— start AVAILABLE RECORDS —

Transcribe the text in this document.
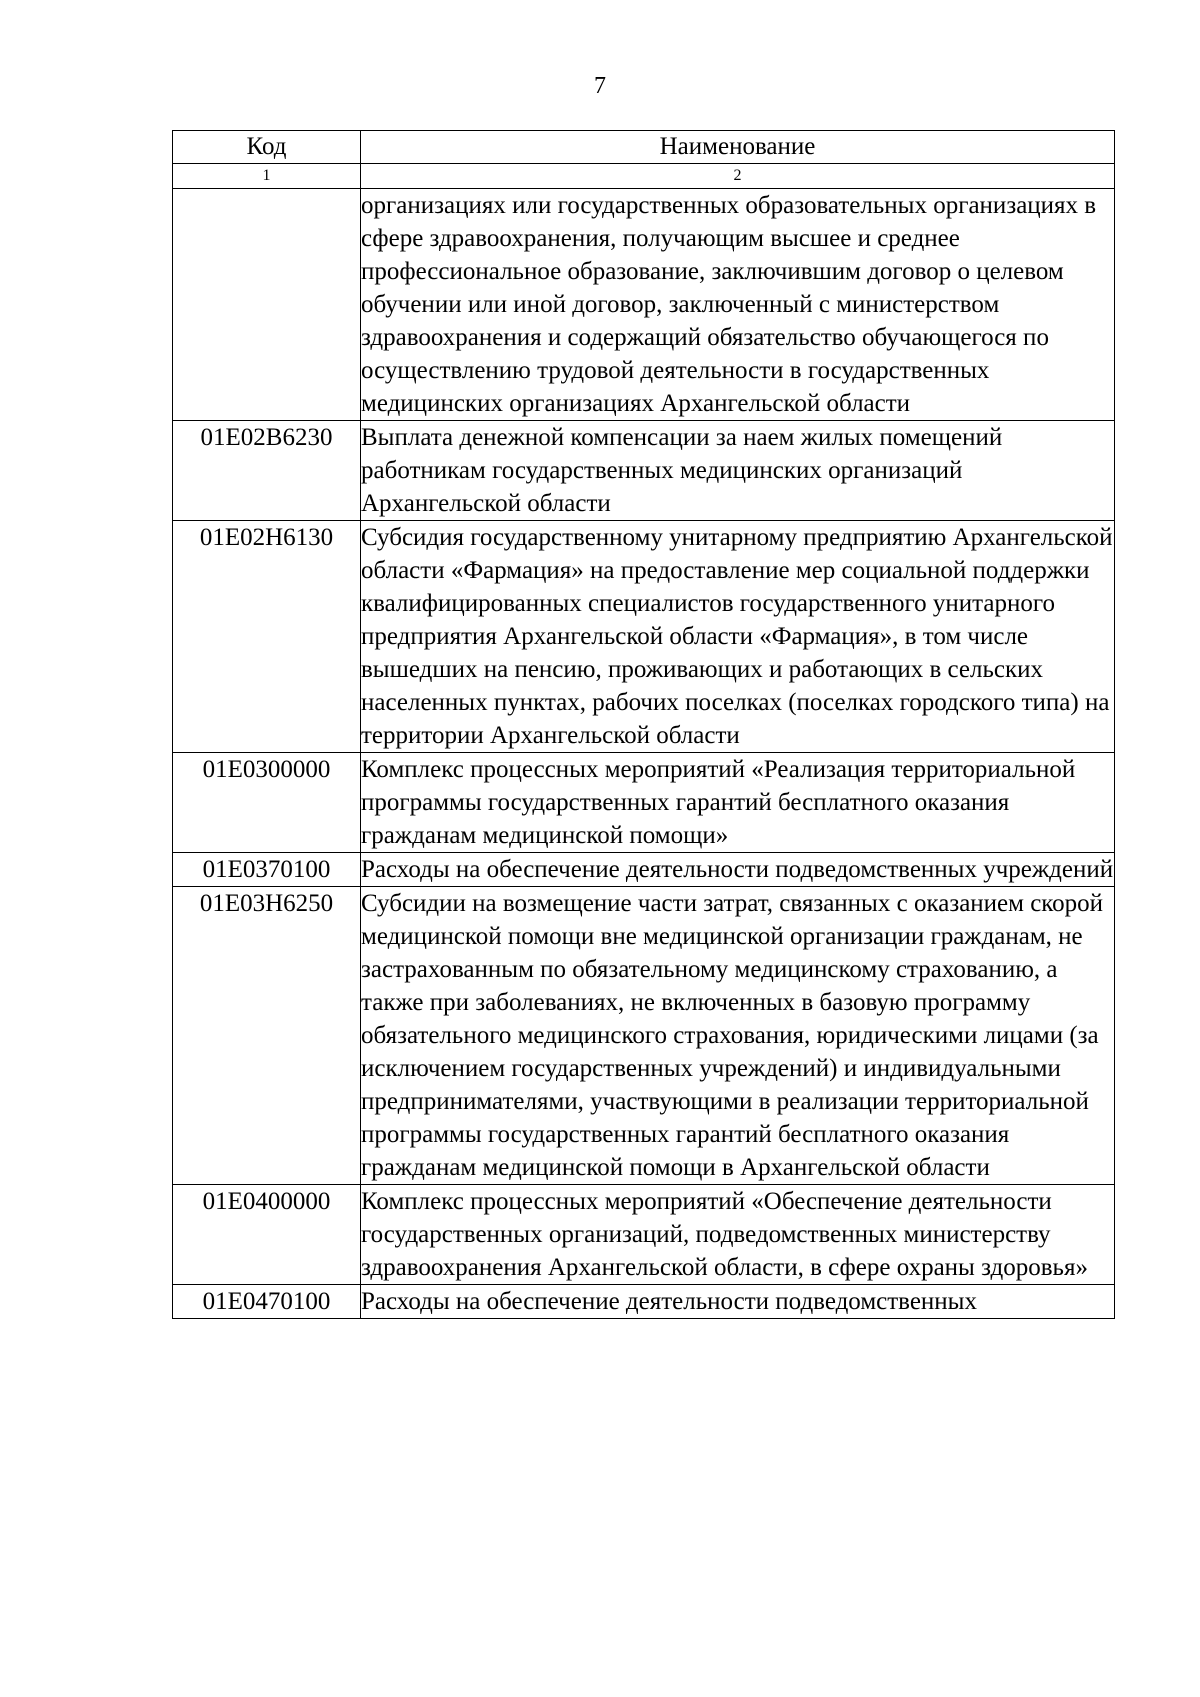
7
Код	Наименование
1	2
	организациях или государственных образовательных организациях в сфере здравоохранения, получающим высшее и среднее профессиональное образование, заключившим договор о целевом обучении или иной договор, заключенный с министерством здравоохранения и содержащий обязательство обучающегося по осуществлению трудовой деятельности в государственных медицинских организациях Архангельской области
01E02B6230	Выплата денежной компенсации за наем жилых помещений работникам государственных медицинских организаций Архангельской области
01E02H6130	Субсидия государственному унитарному предприятию Архангельской области «Фармация» на предоставление мер социальной поддержки квалифицированных специалистов государственного унитарного предприятия Архангельской области «Фармация», в том числе вышедших на пенсию, проживающих и работающих в сельских населенных пунктах, рабочих поселках (поселках городского типа) на территории Архангельской области
01E0300000	Комплекс процессных мероприятий «Реализация территориальной программы государственных гарантий бесплатного оказания гражданам медицинской помощи»
01E0370100	Расходы на обеспечение деятельности подведомственных учреждений
01E03H6250	Субсидии на возмещение части затрат, связанных с оказанием скорой медицинской помощи вне медицинской организации гражданам, не застрахованным по обязательному медицинскому страхованию, а также при заболеваниях, не включенных в базовую программу обязательного медицинского страхования, юридическими лицами (за исключением государственных учреждений) и индивидуальными предпринимателями, участвующими в реализации территориальной программы государственных гарантий бесплатного оказания гражданам медицинской помощи в Архангельской области
01E0400000	Комплекс процессных мероприятий «Обеспечение деятельности государственных организаций, подведомственных министерству здравоохранения Архангельской области, в сфере охраны здоровья»
01E0470100	Расходы на обеспечение деятельности подведомственных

— end AVAILABLE RECORDS —

WHAT YOU SHOULD DO
Output, exactly, all the records above; include no pictures.

WRITTEN ANSWER
Transcribe the text in this document.
7
Код	Наименование
1	2
	организациях или государственных образовательных организациях в сфере здравоохранения, получающим высшее и среднее профессиональное образование, заключившим договор о целевом обучении или иной договор, заключенный с министерством здравоохранения и содержащий обязательство обучающегося по осуществлению трудовой деятельности в государственных медицинских организациях Архангельской области
01E02B6230	Выплата денежной компенсации за наем жилых помещений работникам государственных медицинских организаций Архангельской области
01E02H6130	Субсидия государственному унитарному предприятию Архангельской области «Фармация» на предоставление мер социальной поддержки квалифицированных специалистов государственного унитарного предприятия Архангельской области «Фармация», в том числе вышедших на пенсию, проживающих и работающих в сельских населенных пунктах, рабочих поселках (поселках городского типа) на территории Архангельской области
01E0300000	Комплекс процессных мероприятий «Реализация территориальной программы государственных гарантий бесплатного оказания гражданам медицинской помощи»
01E0370100	Расходы на обеспечение деятельности подведомственных учреждений
01E03H6250	Субсидии на возмещение части затрат, связанных с оказанием скорой медицинской помощи вне медицинской организации гражданам, не застрахованным по обязательному медицинскому страхованию, а также при заболеваниях, не включенных в базовую программу обязательного медицинского страхования, юридическими лицами (за исключением государственных учреждений) и индивидуальными предпринимателями, участвующими в реализации территориальной программы государственных гарантий бесплатного оказания гражданам медицинской помощи в Архангельской области
01E0400000	Комплекс процессных мероприятий «Обеспечение деятельности государственных организаций, подведомственных министерству здравоохранения Архангельской области, в сфере охраны здоровья»
01E0470100	Расходы на обеспечение деятельности подведомственных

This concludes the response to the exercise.